— Task description —
Transcribe all the entries word for word, but omit the images.

— Supplied records —

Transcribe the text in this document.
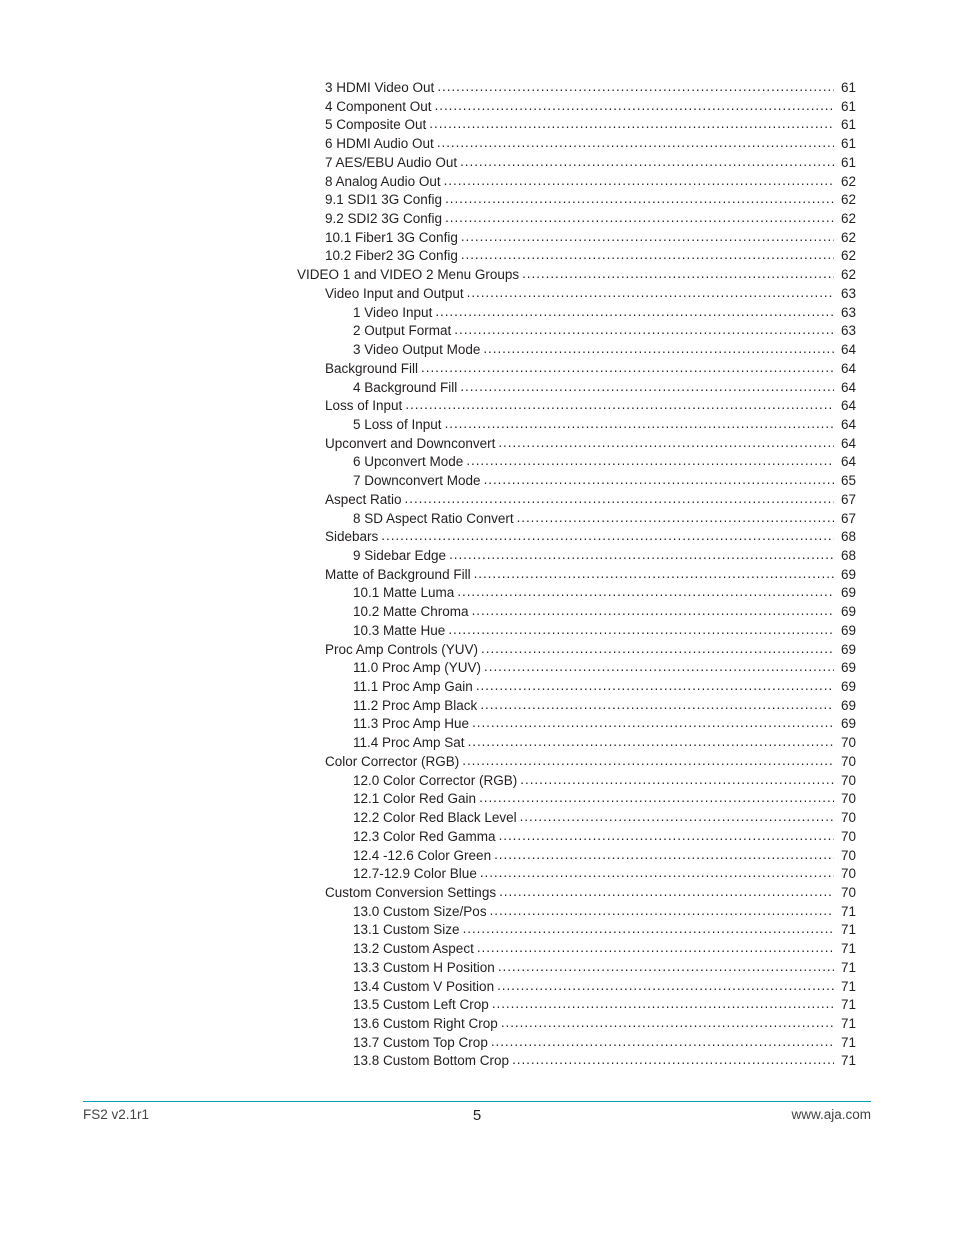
3 HDMI Video Out . . .	61
4 Component Out . . .	61
5 Composite Out . . .	61
6 HDMI Audio Out . . .	61
7 AES/EBU Audio Out . . .	61
8 Analog Audio Out . . .	62
9.1 SDI1 3G Config . . .	62
9.2 SDI2 3G Config . . .	62
10.1 Fiber1 3G Config . . .	62
10.2 Fiber2 3G Config . . .	62
VIDEO 1 and VIDEO 2 Menu Groups . . .	62
Video Input and Output . . .	63
1 Video Input . . .	63
2 Output Format . . .	63
3 Video Output Mode . . .	64
Background Fill . . .	64
4 Background Fill . . .	64
Loss of Input . . .	64
5 Loss of Input . . .	64
Upconvert and Downconvert . . .	64
6 Upconvert Mode . . .	64
7 Downconvert Mode . . .	65
Aspect Ratio . . .	67
8 SD Aspect Ratio Convert . . .	67
Sidebars . . .	68
9 Sidebar Edge . . .	68
Matte of Background Fill . . .	69
10.1 Matte Luma . . .	69
10.2 Matte Chroma . . .	69
10.3 Matte Hue . . .	69
Proc Amp Controls (YUV) . . .	69
11.0 Proc Amp (YUV) . . .	69
11.1 Proc Amp Gain . . .	69
11.2 Proc Amp Black . . .	69
11.3 Proc Amp Hue . . .	69
11.4 Proc Amp Sat . . .	70
Color Corrector (RGB) . . .	70
12.0 Color Corrector (RGB) . . .	70
12.1 Color Red Gain . . .	70
12.2 Color Red Black Level . . .	70
12.3 Color Red Gamma . . .	70
12.4 -12.6 Color Green . . .	70
12.7-12.9 Color Blue . . .	70
Custom Conversion Settings . . .	70
13.0 Custom Size/Pos . . .	71
13.1 Custom Size . . .	71
13.2 Custom Aspect . . .	71
13.3 Custom H Position . . .	71
13.4 Custom V Position . . .	71
13.5 Custom Left Crop . . .	71
13.6 Custom Right Crop . . .	71
13.7 Custom Top Crop . . .	71
13.8 Custom Bottom Crop . . .	71
FS2 v2.1r1	5	www.aja.com
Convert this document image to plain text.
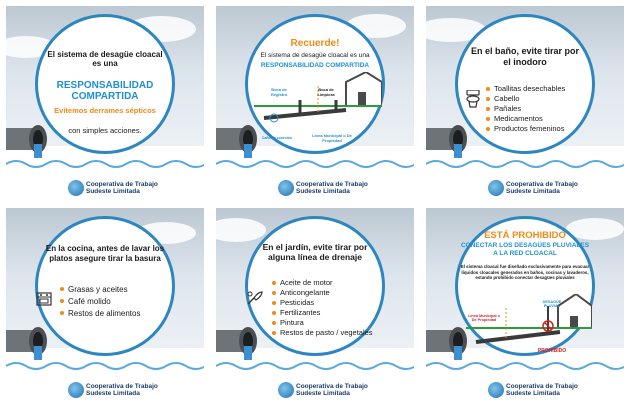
El sistema de desagüe cloacal es una
RESPONSABILIDAD COMPARTIDA
Evitemos derrames sépticos
con simples acciones.
Cooperativa de Trabajo
Sudeste Limitada
Recuerde!
El sistema de desagüe cloacal es una
RESPONSABILIDAD COMPARTIDA
Boca de Registro
Boca de Limpieza
Línea Municipal o De Propiedad
Caño de conexión
Cooperativa de Trabajo
Sudeste Limitada
En el baño, evite tirar por el inodoro
Toallitas desechables
Cabello
Pañales
Medicamentos
Productos femeninos
Cooperativa de Trabajo
Sudeste Limitada
En la cocina, antes de lavar los platos asegure tirar la basura
Grasas y aceites
Café molido
Restos de alimentos
Cooperativa de Trabajo
Sudeste Limitada
En el jardín, evite tirar por alguna línea de drenaje
Aceite de motor
Anticongelante
Pesticidas
Fertilizantes
Pintura
Restos de pasto / vegetales
Cooperativa de Trabajo
Sudeste Limitada
ESTÁ PROHIBIDO
CONECTAR LOS DESAGÜES PLUVIALES A LA RED CLOACAL
El sistema cloacal fue diseñado exclusivamente para evacuar líquidos cloacales generados en baños, cocinas y lavaderos, estando prohibido conectar desagües pluviales
Línea Municipal o De Propiedad
DESAGÜE PLUVIAL
PROHIBIDO
Cooperativa de Trabajo
Sudeste Limitada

— Task response —
Transcribe the text in this document.
3 HDMI Video Out . . .	61
4 Component Out . . .	61
5 Composite Out . . .	61
6 HDMI Audio Out . . .	61
7 AES/EBU Audio Out . . .	61
8 Analog Audio Out . . .	62
9.1 SDI1 3G Config . . .	62
9.2 SDI2 3G Config . . .	62
10.1 Fiber1 3G Config . . .	62
10.2 Fiber2 3G Config . . .	62
VIDEO 1 and VIDEO 2 Menu Groups . . .	62
Video Input and Output . . .	63
1 Video Input . . .	63
2 Output Format . . .	63
3 Video Output Mode . . .	64
Background Fill . . .	64
4 Background Fill . . .	64
Loss of Input . . .	64
5 Loss of Input . . .	64
Upconvert and Downconvert . . .	64
6 Upconvert Mode . . .	64
7 Downconvert Mode . . .	65
Aspect Ratio . . .	67
8 SD Aspect Ratio Convert . . .	67
Sidebars . . .	68
9 Sidebar Edge . . .	68
Matte of Background Fill . . .	69
10.1 Matte Luma . . .	69
10.2 Matte Chroma . . .	69
10.3 Matte Hue . . .	69
Proc Amp Controls (YUV) . . .	69
11.0 Proc Amp (YUV) . . .	69
11.1 Proc Amp Gain . . .	69
11.2 Proc Amp Black . . .	69
11.3 Proc Amp Hue . . .	69
11.4 Proc Amp Sat . . .	70
Color Corrector (RGB) . . .	70
12.0 Color Corrector (RGB) . . .	70
12.1 Color Red Gain . . .	70
12.2 Color Red Black Level . . .	70
12.3 Color Red Gamma . . .	70
12.4 -12.6 Color Green . . .	70
12.7-12.9 Color Blue . . .	70
Custom Conversion Settings . . .	70
13.0 Custom Size/Pos . . .	71
13.1 Custom Size . . .	71
13.2 Custom Aspect . . .	71
13.3 Custom H Position . . .	71
13.4 Custom V Position . . .	71
13.5 Custom Left Crop . . .	71
13.6 Custom Right Crop . . .	71
13.7 Custom Top Crop . . .	71
13.8 Custom Bottom Crop . . .	71
FS2 v2.1r1	5	www.aja.com
Convert this document image to plain text.
El sistema de desagüe cloacal es una
RESPONSABILIDAD COMPARTIDA
Evitemos derrames sépticos
con simples acciones.
Cooperativa de Trabajo
Sudeste Limitada
Recuerde!
El sistema de desagüe cloacal es una
RESPONSABILIDAD COMPARTIDA
Boca de Registro
Boca de Limpieza
Línea Municipal o De Propiedad
Caño de conexión
Cooperativa de Trabajo
Sudeste Limitada
En el baño, evite tirar por el inodoro
Toallitas desechables
Cabello
Pañales
Medicamentos
Productos femeninos
Cooperativa de Trabajo
Sudeste Limitada
En la cocina, antes de lavar los platos asegure tirar la basura
Grasas y aceites
Café molido
Restos de alimentos
Cooperativa de Trabajo
Sudeste Limitada
En el jardín, evite tirar por alguna línea de drenaje
Aceite de motor
Anticongelante
Pesticidas
Fertilizantes
Pintura
Restos de pasto / vegetales
Cooperativa de Trabajo
Sudeste Limitada
ESTÁ PROHIBIDO
CONECTAR LOS DESAGÜES PLUVIALES A LA RED CLOACAL
El sistema cloacal fue diseñado exclusivamente para evacuar líquidos cloacales generados en baños, cocinas y lavaderos, estando prohibido conectar desagües pluviales
Línea Municipal o De Propiedad
DESAGÜE PLUVIAL
PROHIBIDO
Cooperativa de Trabajo
Sudeste Limitada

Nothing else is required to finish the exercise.